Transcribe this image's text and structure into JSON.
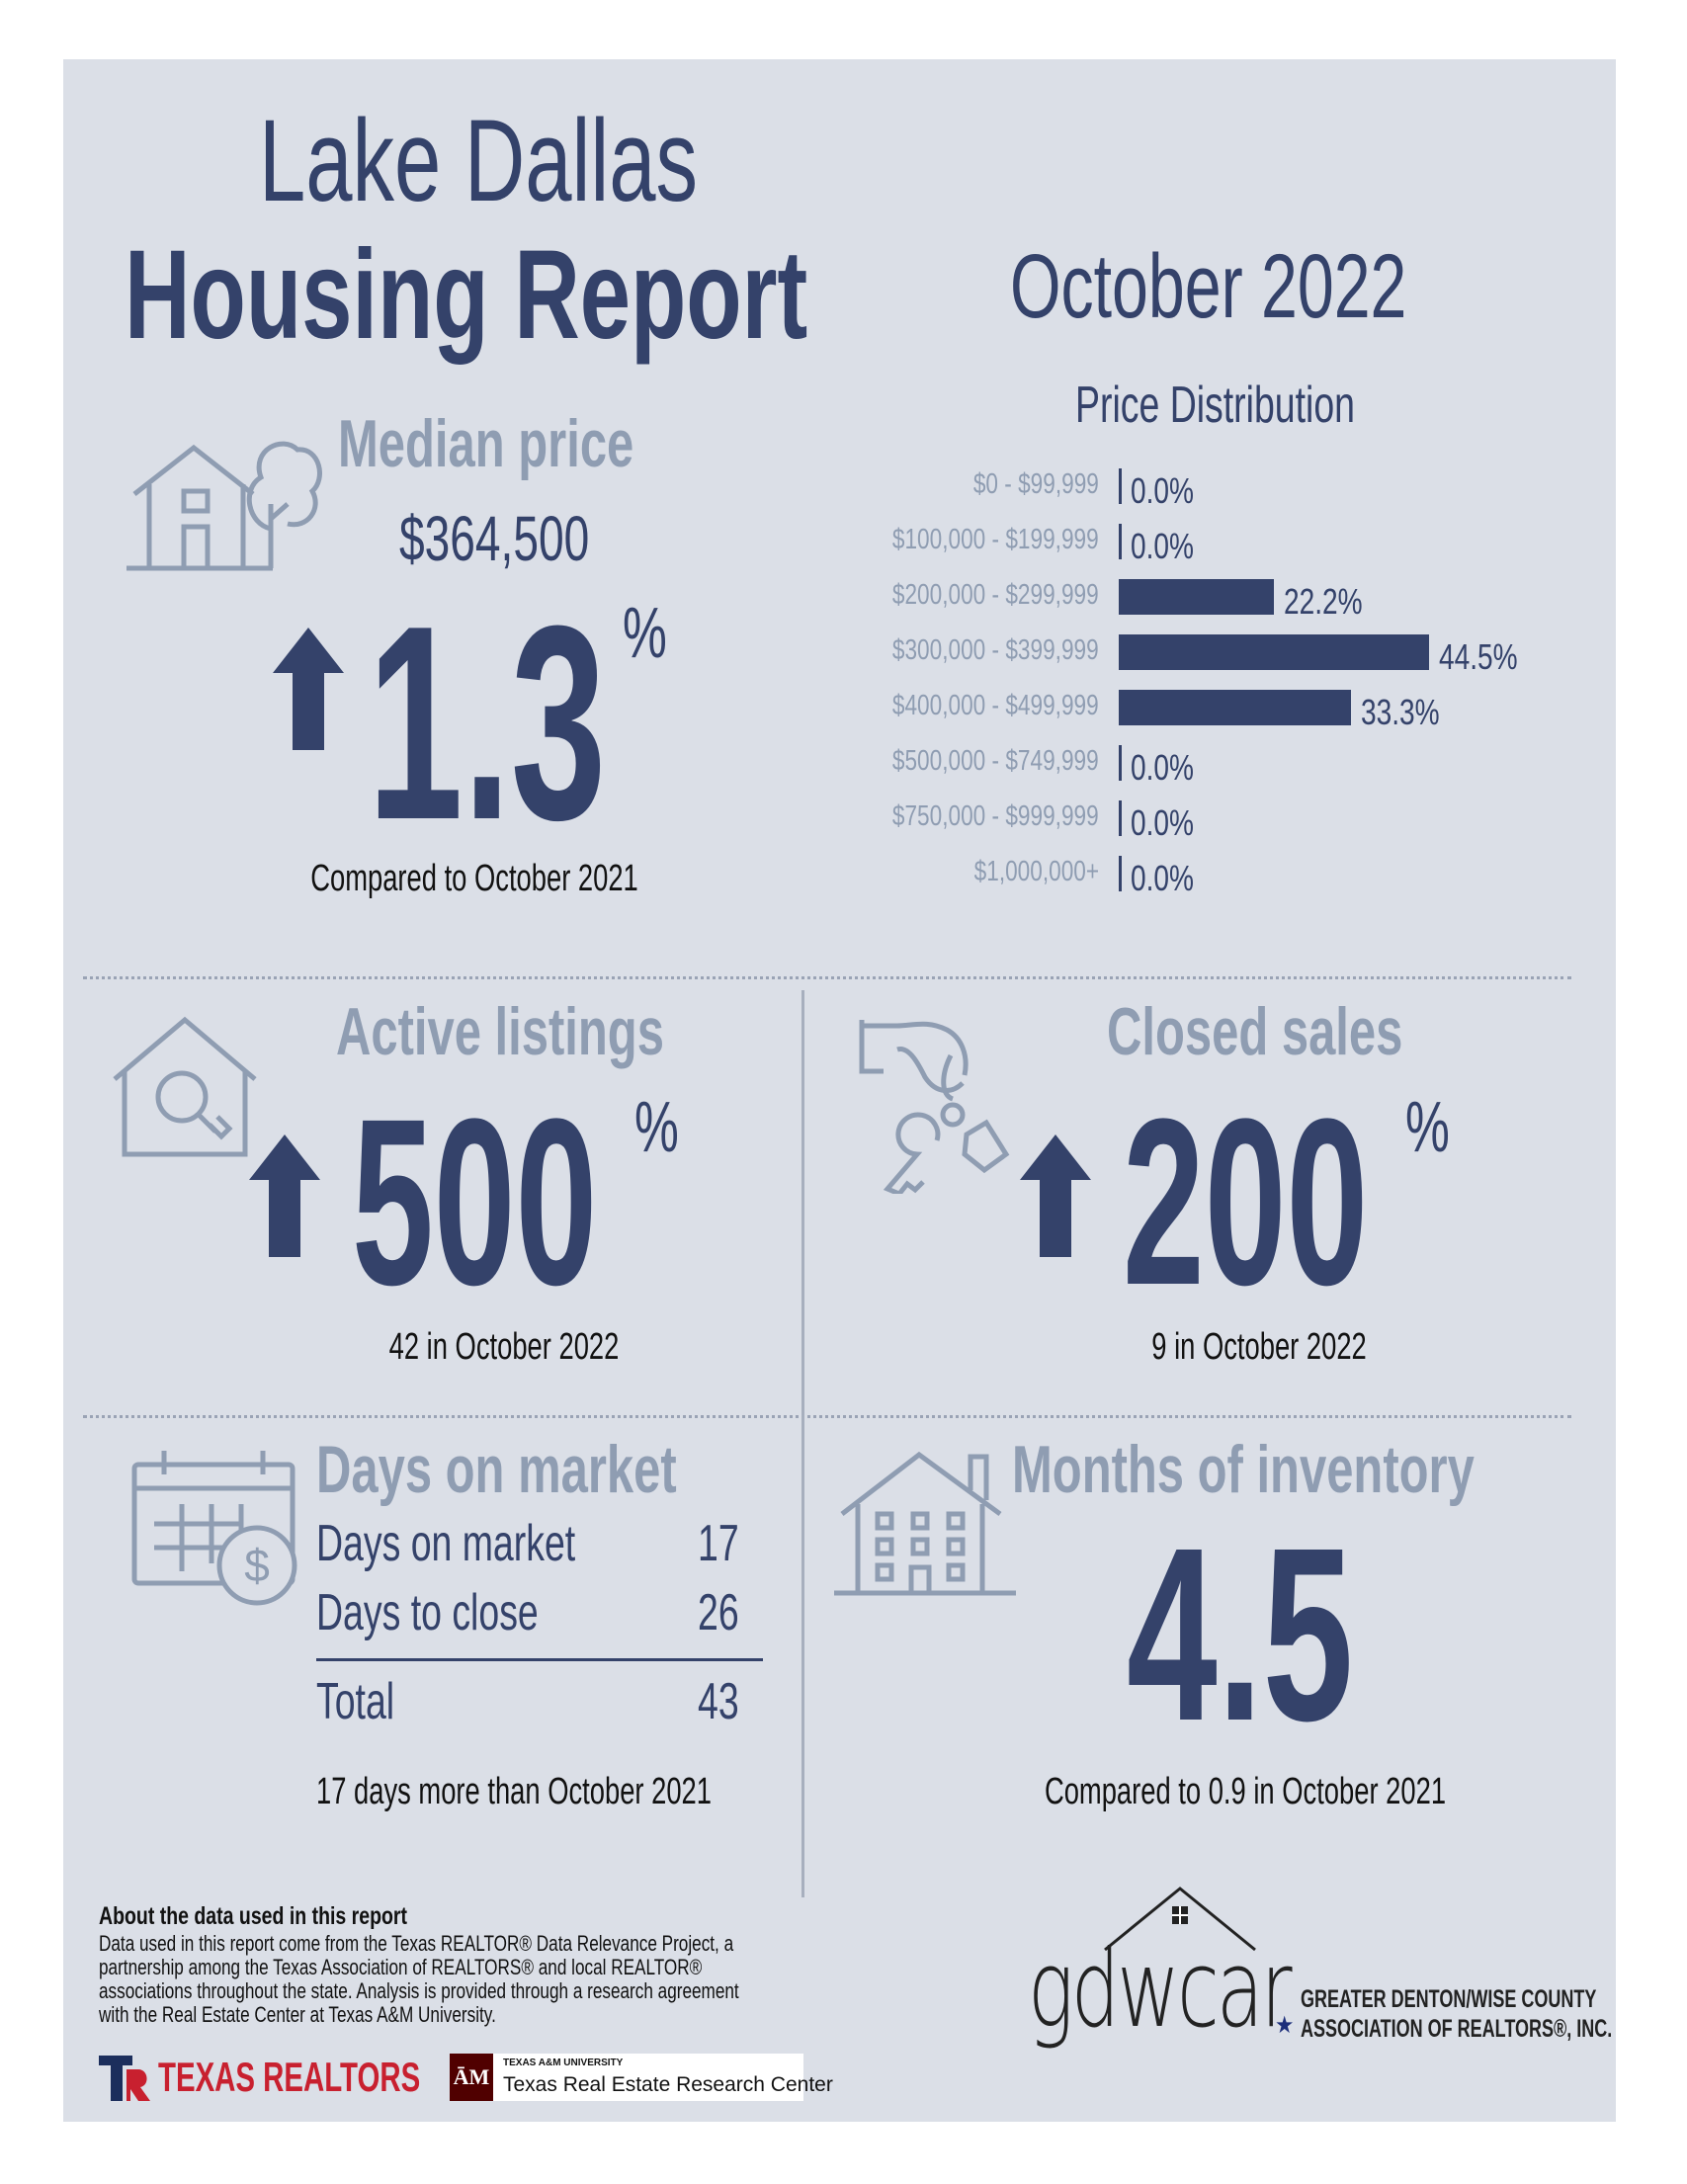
{
  "header": {
    "city": "Lake Dallas",
    "report": "Housing Report",
    "period": "October 2022"
  },
  "median_price": {
    "title": "Median price",
    "value": "$364,500",
    "change": "1.3",
    "unit": "%",
    "direction": "up",
    "caption": "Compared to October 2021"
  },
  "price_distribution": {
    "title": "Price Distribution",
    "chart_data": {
      "type": "bar",
      "title": "Price Distribution",
      "categories": [
        "$0 - $99,999",
        "$100,000 - $199,999",
        "$200,000 - $299,999",
        "$300,000 - $399,999",
        "$400,000 - $499,999",
        "$500,000 - $749,999",
        "$750,000 - $999,999",
        "$1,000,000+"
      ],
      "values": [
        0.0,
        0.0,
        22.2,
        44.5,
        33.3,
        0.0,
        0.0,
        0.0
      ],
      "labels": [
        "0.0%",
        "0.0%",
        "22.2%",
        "44.5%",
        "33.3%",
        "0.0%",
        "0.0%",
        "0.0%"
      ],
      "orientation": "horizontal",
      "color": "#34426a"
    }
  },
  "active_listings": {
    "title": "Active listings",
    "change": "500",
    "unit": "%",
    "direction": "up",
    "caption": "42 in October 2022"
  },
  "closed_sales": {
    "title": "Closed sales",
    "change": "200",
    "unit": "%",
    "direction": "up",
    "caption": "9 in October 2022"
  },
  "days_on_market": {
    "title": "Days on market",
    "rows": [
      {
        "label": "Days on market",
        "value": "17"
      },
      {
        "label": "Days to close",
        "value": "26"
      }
    ],
    "total_label": "Total",
    "total_value": "43",
    "caption": "17 days more than October 2021"
  },
  "months_inventory": {
    "title": "Months of inventory",
    "value": "4.5",
    "caption": "Compared to 0.9 in October 2021"
  },
  "footer": {
    "about_title": "About the data used in this report",
    "about_text": "Data used in this report come from the Texas REALTOR® Data Relevance Project, a partnership among the Texas Association of REALTORS® and local REALTOR® associations throughout the state. Analysis is provided through a research agreement with the Real Estate Center at Texas A&M University.",
    "texas_realtors": "TEXAS REALTORS",
    "tamu_small": "TEXAS A&M UNIVERSITY",
    "tamu_center": "Texas Real Estate Research Center",
    "gdwcar": "gdwcar",
    "assoc_line1": "GREATER DENTON/WISE COUNTY",
    "assoc_line2": "ASSOCIATION OF REALTORS®, INC."
  },
  "colors": {
    "navy": "#34426a",
    "slate": "#8f9db2",
    "panel": "#dbdfe7"
  }
}
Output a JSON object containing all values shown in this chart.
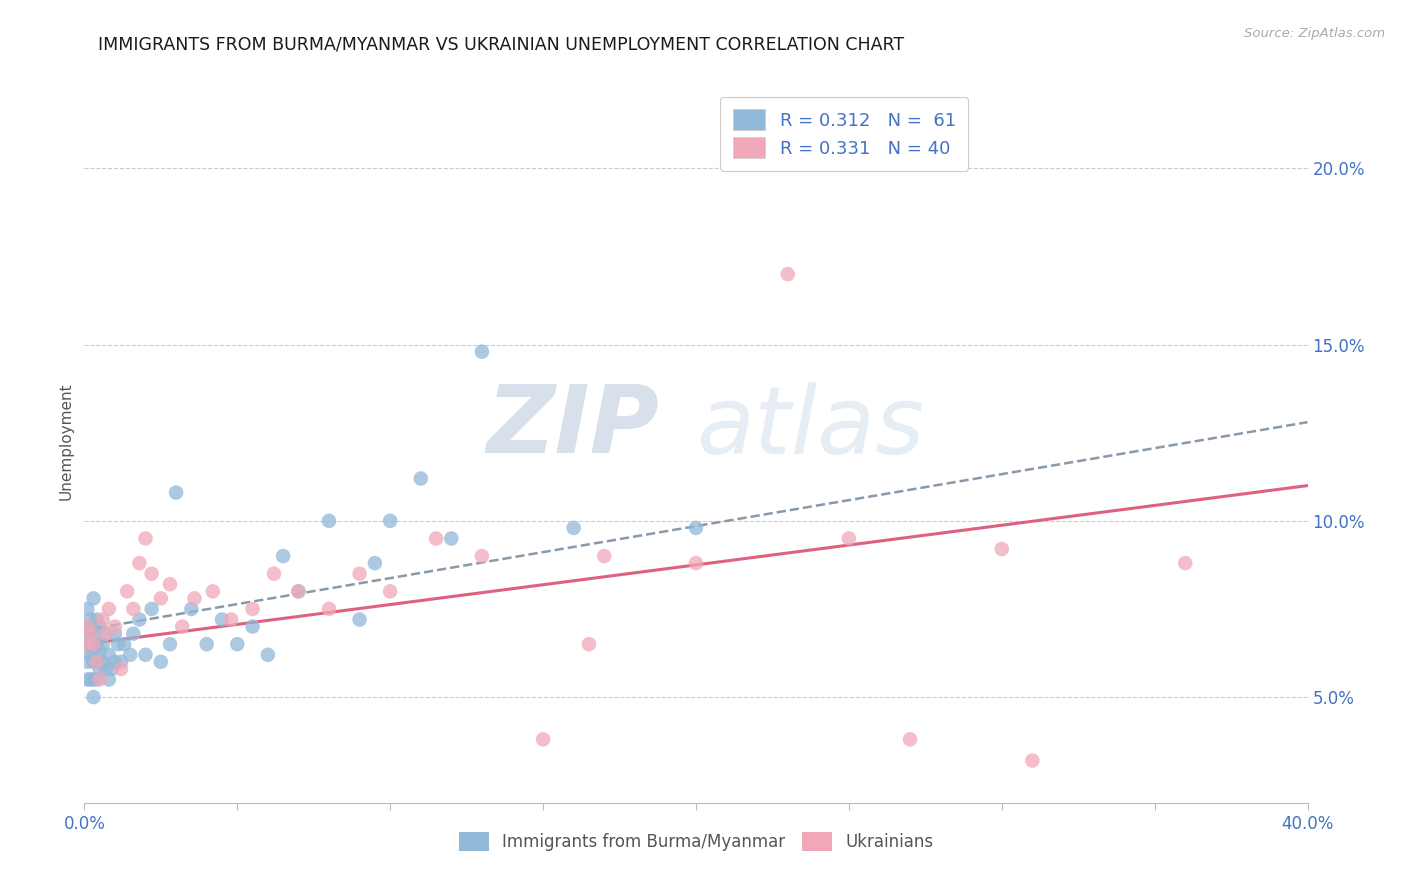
{
  "title": "IMMIGRANTS FROM BURMA/MYANMAR VS UKRAINIAN UNEMPLOYMENT CORRELATION CHART",
  "source_text": "Source: ZipAtlas.com",
  "ylabel": "Unemployment",
  "xlim": [
    0.0,
    0.4
  ],
  "ylim": [
    0.02,
    0.225
  ],
  "xticks": [
    0.0,
    0.05,
    0.1,
    0.15,
    0.2,
    0.25,
    0.3,
    0.35,
    0.4
  ],
  "xticklabels": [
    "0.0%",
    "",
    "",
    "",
    "",
    "",
    "",
    "",
    "40.0%"
  ],
  "yticks": [
    0.05,
    0.1,
    0.15,
    0.2
  ],
  "yticklabels": [
    "5.0%",
    "10.0%",
    "15.0%",
    "20.0%"
  ],
  "legend_r1": "R = 0.312",
  "legend_n1": "N =  61",
  "legend_r2": "R = 0.331",
  "legend_n2": "N = 40",
  "title_color": "#1a1a1a",
  "axis_color": "#4472c4",
  "blue_color": "#92b8d8",
  "pink_color": "#f0a8b8",
  "trend_blue_color": "#8899aa",
  "trend_pink_color": "#e06080",
  "watermark_color": "#ccd5e8",
  "blue_scatter_x": [
    0.001,
    0.001,
    0.001,
    0.001,
    0.001,
    0.001,
    0.002,
    0.002,
    0.002,
    0.002,
    0.002,
    0.003,
    0.003,
    0.003,
    0.003,
    0.003,
    0.003,
    0.004,
    0.004,
    0.004,
    0.004,
    0.005,
    0.005,
    0.005,
    0.006,
    0.006,
    0.007,
    0.007,
    0.008,
    0.008,
    0.009,
    0.01,
    0.01,
    0.011,
    0.012,
    0.013,
    0.015,
    0.016,
    0.018,
    0.02,
    0.022,
    0.025,
    0.028,
    0.03,
    0.035,
    0.04,
    0.045,
    0.05,
    0.055,
    0.06,
    0.065,
    0.07,
    0.08,
    0.09,
    0.095,
    0.1,
    0.11,
    0.12,
    0.13,
    0.16,
    0.2
  ],
  "blue_scatter_y": [
    0.055,
    0.06,
    0.065,
    0.068,
    0.07,
    0.075,
    0.055,
    0.062,
    0.065,
    0.068,
    0.072,
    0.05,
    0.055,
    0.06,
    0.063,
    0.068,
    0.078,
    0.055,
    0.06,
    0.065,
    0.072,
    0.058,
    0.063,
    0.07,
    0.06,
    0.065,
    0.058,
    0.068,
    0.055,
    0.062,
    0.058,
    0.06,
    0.068,
    0.065,
    0.06,
    0.065,
    0.062,
    0.068,
    0.072,
    0.062,
    0.075,
    0.06,
    0.065,
    0.108,
    0.075,
    0.065,
    0.072,
    0.065,
    0.07,
    0.062,
    0.09,
    0.08,
    0.1,
    0.072,
    0.088,
    0.1,
    0.112,
    0.095,
    0.148,
    0.098,
    0.098
  ],
  "pink_scatter_x": [
    0.001,
    0.001,
    0.002,
    0.003,
    0.004,
    0.005,
    0.006,
    0.007,
    0.008,
    0.01,
    0.012,
    0.014,
    0.016,
    0.018,
    0.02,
    0.022,
    0.025,
    0.028,
    0.032,
    0.036,
    0.042,
    0.048,
    0.055,
    0.062,
    0.07,
    0.08,
    0.09,
    0.1,
    0.115,
    0.13,
    0.15,
    0.165,
    0.2,
    0.23,
    0.27,
    0.31,
    0.17,
    0.25,
    0.3,
    0.36
  ],
  "pink_scatter_y": [
    0.065,
    0.07,
    0.068,
    0.065,
    0.06,
    0.055,
    0.072,
    0.068,
    0.075,
    0.07,
    0.058,
    0.08,
    0.075,
    0.088,
    0.095,
    0.085,
    0.078,
    0.082,
    0.07,
    0.078,
    0.08,
    0.072,
    0.075,
    0.085,
    0.08,
    0.075,
    0.085,
    0.08,
    0.095,
    0.09,
    0.038,
    0.065,
    0.088,
    0.17,
    0.038,
    0.032,
    0.09,
    0.095,
    0.092,
    0.088
  ],
  "blue_trend_x": [
    0.0,
    0.4
  ],
  "blue_trend_y": [
    0.069,
    0.128
  ],
  "pink_trend_x": [
    0.0,
    0.4
  ],
  "pink_trend_y": [
    0.065,
    0.11
  ]
}
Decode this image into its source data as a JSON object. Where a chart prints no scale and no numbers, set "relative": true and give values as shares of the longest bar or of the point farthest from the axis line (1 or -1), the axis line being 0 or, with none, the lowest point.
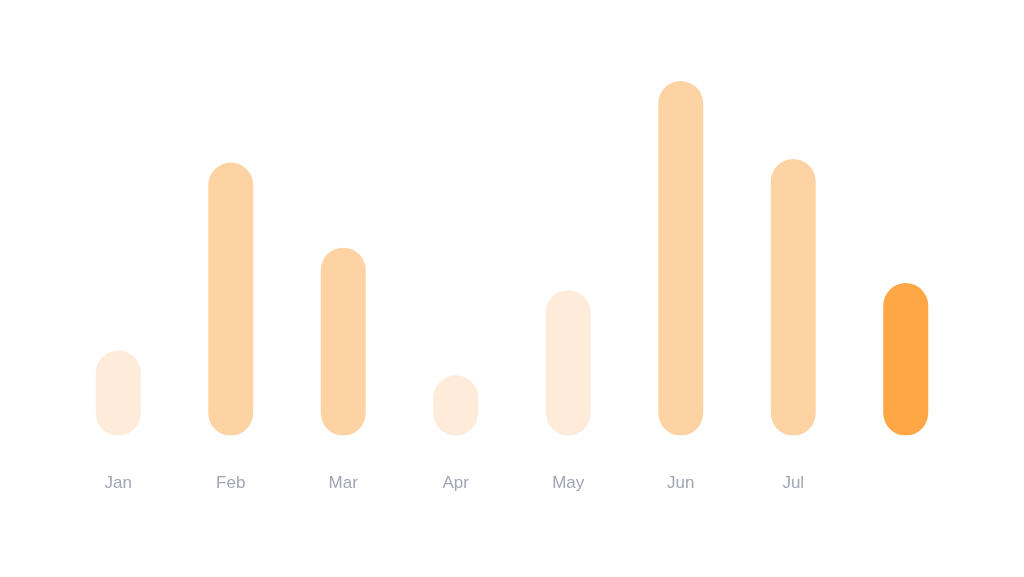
{
  "chart_data": {
    "type": "bar",
    "relative": true,
    "categories": [
      "Jan",
      "Feb",
      "Mar",
      "Apr",
      "May",
      "Jun",
      "Jul",
      null
    ],
    "values": [
      0.24,
      0.77,
      0.53,
      0.17,
      0.41,
      1,
      0.78,
      0.43
    ],
    "colors": [
      "#feebd9",
      "#fed3a4",
      "#fed3a4",
      "#feebd9",
      "#feebd9",
      "#fed3a4",
      "#fed3a4",
      "#ffa745"
    ]
  }
}
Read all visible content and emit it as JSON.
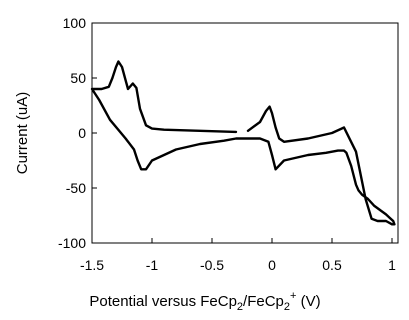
{
  "chart_data": {
    "type": "line",
    "title": "",
    "xlabel": {
      "text": "Potential versus FeCp",
      "sub1": "2",
      "mid": "/FeCp",
      "sub2": "2",
      "sup": "+",
      "end": " (V)"
    },
    "ylabel": "Current (uA)",
    "xlim": [
      -1.5,
      1.05
    ],
    "ylim": [
      -100,
      100
    ],
    "xticks": [
      -1.5,
      -1,
      -0.5,
      0,
      0.5,
      1
    ],
    "xtick_labels": [
      "-1.5",
      "-1",
      "-0.5",
      "0",
      "0.5",
      "1"
    ],
    "yticks": [
      -100,
      -50,
      0,
      50,
      100
    ],
    "ytick_labels": [
      "-100",
      "-50",
      "0",
      "50",
      "100"
    ],
    "grid": false,
    "legend": "none",
    "line_color": "#000000",
    "series": [
      {
        "x": [
          -0.3,
          -0.6,
          -0.9,
          -1.0,
          -1.05,
          -1.1,
          -1.13,
          -1.16,
          -1.2,
          -1.25,
          -1.28,
          -1.3,
          -1.33,
          -1.36,
          -1.42,
          -1.5,
          -1.44,
          -1.35,
          -1.22,
          -1.15,
          -1.12,
          -1.09,
          -1.05,
          -1.0,
          -0.8,
          -0.6,
          -0.4,
          -0.3,
          -0.1,
          -0.03,
          0.0,
          0.03,
          0.1,
          0.3,
          0.45,
          0.55,
          0.6,
          0.62,
          0.66,
          0.7,
          0.72,
          0.75,
          0.8,
          0.85,
          0.9,
          0.95,
          0.98,
          1.01,
          1.02,
          1.0,
          0.95,
          0.88,
          0.83,
          0.78,
          0.7,
          0.6,
          0.5,
          0.3,
          0.1,
          0.06,
          0.03,
          0.0,
          -0.02,
          -0.05,
          -0.1,
          -0.2
        ],
        "y": [
          1,
          2,
          3,
          4,
          7,
          22,
          41,
          45,
          40,
          60,
          65,
          60,
          50,
          42,
          40,
          40,
          30,
          12,
          -5,
          -15,
          -25,
          -33,
          -33,
          -25,
          -15,
          -10,
          -7,
          -5,
          -5,
          -8,
          -20,
          -33,
          -25,
          -20,
          -18,
          -16,
          -16,
          -18,
          -30,
          -47,
          -52,
          -56,
          -60,
          -66,
          -70,
          -74,
          -77,
          -80,
          -83,
          -83,
          -80,
          -80,
          -78,
          -60,
          -17,
          5,
          0,
          -5,
          -8,
          -5,
          5,
          18,
          24,
          20,
          10,
          2
        ]
      }
    ]
  }
}
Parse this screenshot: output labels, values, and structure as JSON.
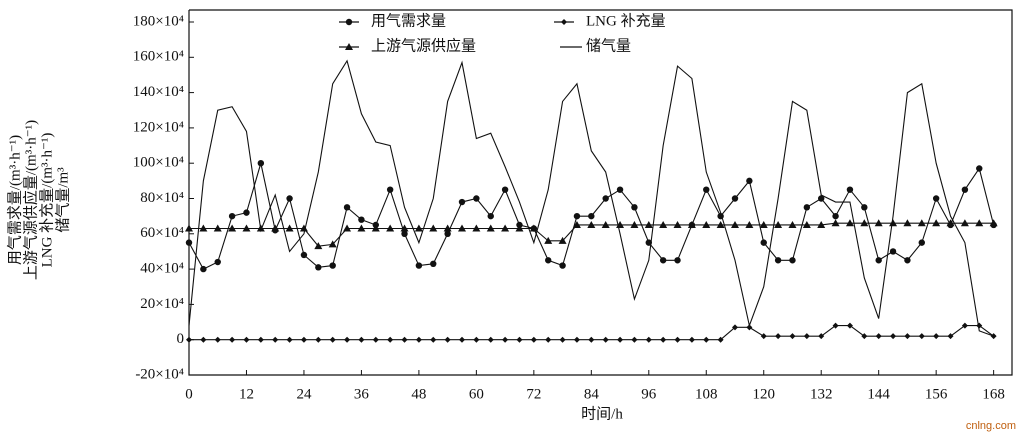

● **Problem requirements**
Where a line above contains the word "October", copy that line.

● **Response to the exercise**
    "period": "October 2022"
    "caption": "Compared to October 2021"
    "caption": "42 in October 2022"
    "caption": "9 in October 2022"
    "caption": "17 days more than October 2021"
    "caption": "Compared to 0.9 in October 2021"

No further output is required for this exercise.